▸ Goal of the exercise:
Transcribe the material exactly. Images do not belong in the copy.

▸ Available data:
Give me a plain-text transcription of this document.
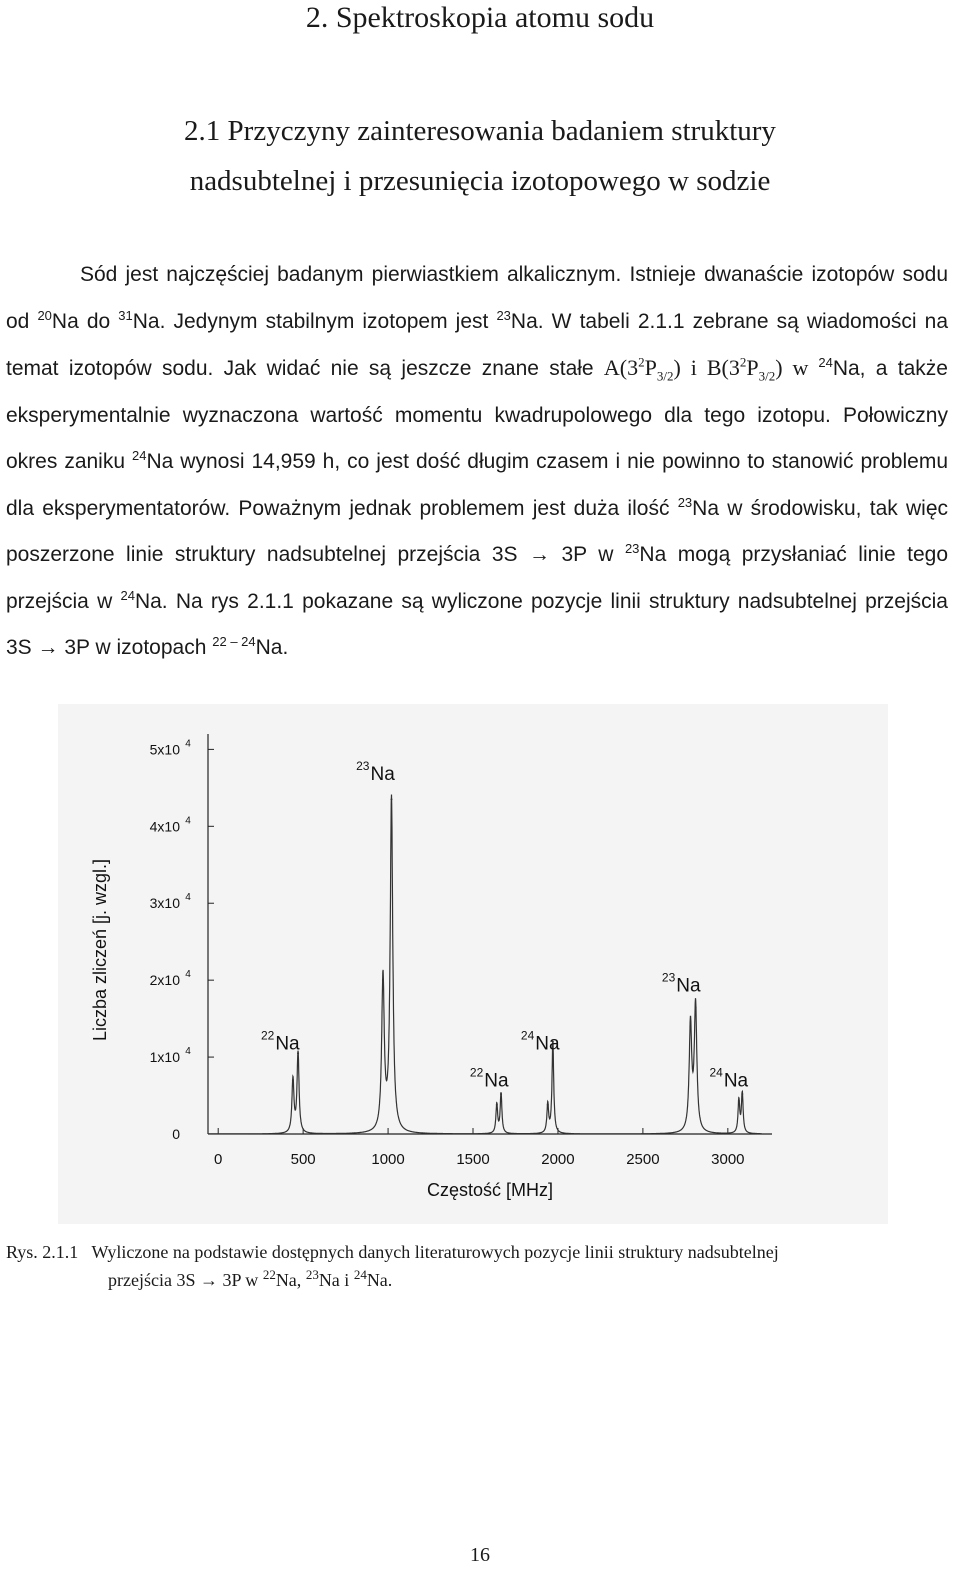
2. Spektroskopia atomu sodu
2.1 Przyczyny zainteresowania badaniem struktury
nadsubtelnej i przesunięcia izotopowego w sodzie

Sód jest najczęściej badanym pierwiastkiem alkalicznym. Istnieje dwanaście izotopów sodu od $^{20}$Na do $^{31}$Na. Jedynym stabilnym izotopem jest $^{23}$Na. W tabeli 2.1.1 zebrane są wiadomości na temat izotopów sodu. Jak widać nie są jeszcze znane stałe $A(3^2P_{3/2})$ i $B(3^2P_{3/2})$ w $^{24}$Na, a także eksperymentalnie wyznaczona wartość momentu kwadrupolowego dla tego izotopu. Połowiczny okres zaniku $^{24}$Na wynosi 14,959 h, co jest dość długim czasem i nie powinno to stanowić problemu dla eksperymentatorów. Poważnym jednak problemem jest duża ilość $^{23}$Na w środowisku, tak więc poszerzone linie struktury nadsubtelnej przejścia 3S → 3P w $^{23}$Na mogą przysłaniać linie tego przejścia w $^{24}$Na. Na rys 2.1.1 pokazane są wyliczone pozycje linii struktury nadsubtelnej przejścia 3S → 3P w izotopach $^{22 - 24}$Na.

0	500	1000	1500	2000	2500	3000
0
1x10 4
2x10 4
3x10 4
4x10 4
5x10 4
Częstość [MHz]
Liczba zliczeń [j. wzgl.]	22 Na
23 Na
22 Na
24 Na
23 Na
24 Na

Rys. 2.1.1 Wyliczone na podstawie dostępnych danych literaturowych pozycje linii struktury nadsubtelnej
przejścia 3S → 3P w $^{22}$Na, $^{23}$Na i $^{24}$Na.

16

▸ Complete answer:
Give me a plain-text transcription of this document.
2. Spektroskopia atomu sodu
2.1 Przyczyny zainteresowania badaniem struktury
nadsubtelnej i przesunięcia izotopowego w sodzie

Sód jest najczęściej badanym pierwiastkiem alkalicznym. Istnieje dwanaście izotopów sodu od $^{20}$Na do $^{31}$Na. Jedynym stabilnym izotopem jest $^{23}$Na. W tabeli 2.1.1 zebrane są wiadomości na temat izotopów sodu. Jak widać nie są jeszcze znane stałe $A(3^2P_{3/2})$ i $B(3^2P_{3/2})$ w $^{24}$Na, a także eksperymentalnie wyznaczona wartość momentu kwadrupolowego dla tego izotopu. Połowiczny okres zaniku $^{24}$Na wynosi 14,959 h, co jest dość długim czasem i nie powinno to stanowić problemu dla eksperymentatorów. Poważnym jednak problemem jest duża ilość $^{23}$Na w środowisku, tak więc poszerzone linie struktury nadsubtelnej przejścia 3S → 3P w $^{23}$Na mogą przysłaniać linie tego przejścia w $^{24}$Na. Na rys 2.1.1 pokazane są wyliczone pozycje linii struktury nadsubtelnej przejścia 3S → 3P w izotopach $^{22 - 24}$Na.

0	500	1000	1500	2000	2500	3000
0
1x10 4
2x10 4
3x10 4
4x10 4
5x10 4
Częstość [MHz]
Liczba zliczeń [j. wzgl.]	22 Na
23 Na
22 Na
24 Na
23 Na
24 Na

Rys. 2.1.1 Wyliczone na podstawie dostępnych danych literaturowych pozycje linii struktury nadsubtelnej
przejścia 3S → 3P w $^{22}$Na, $^{23}$Na i $^{24}$Na.

16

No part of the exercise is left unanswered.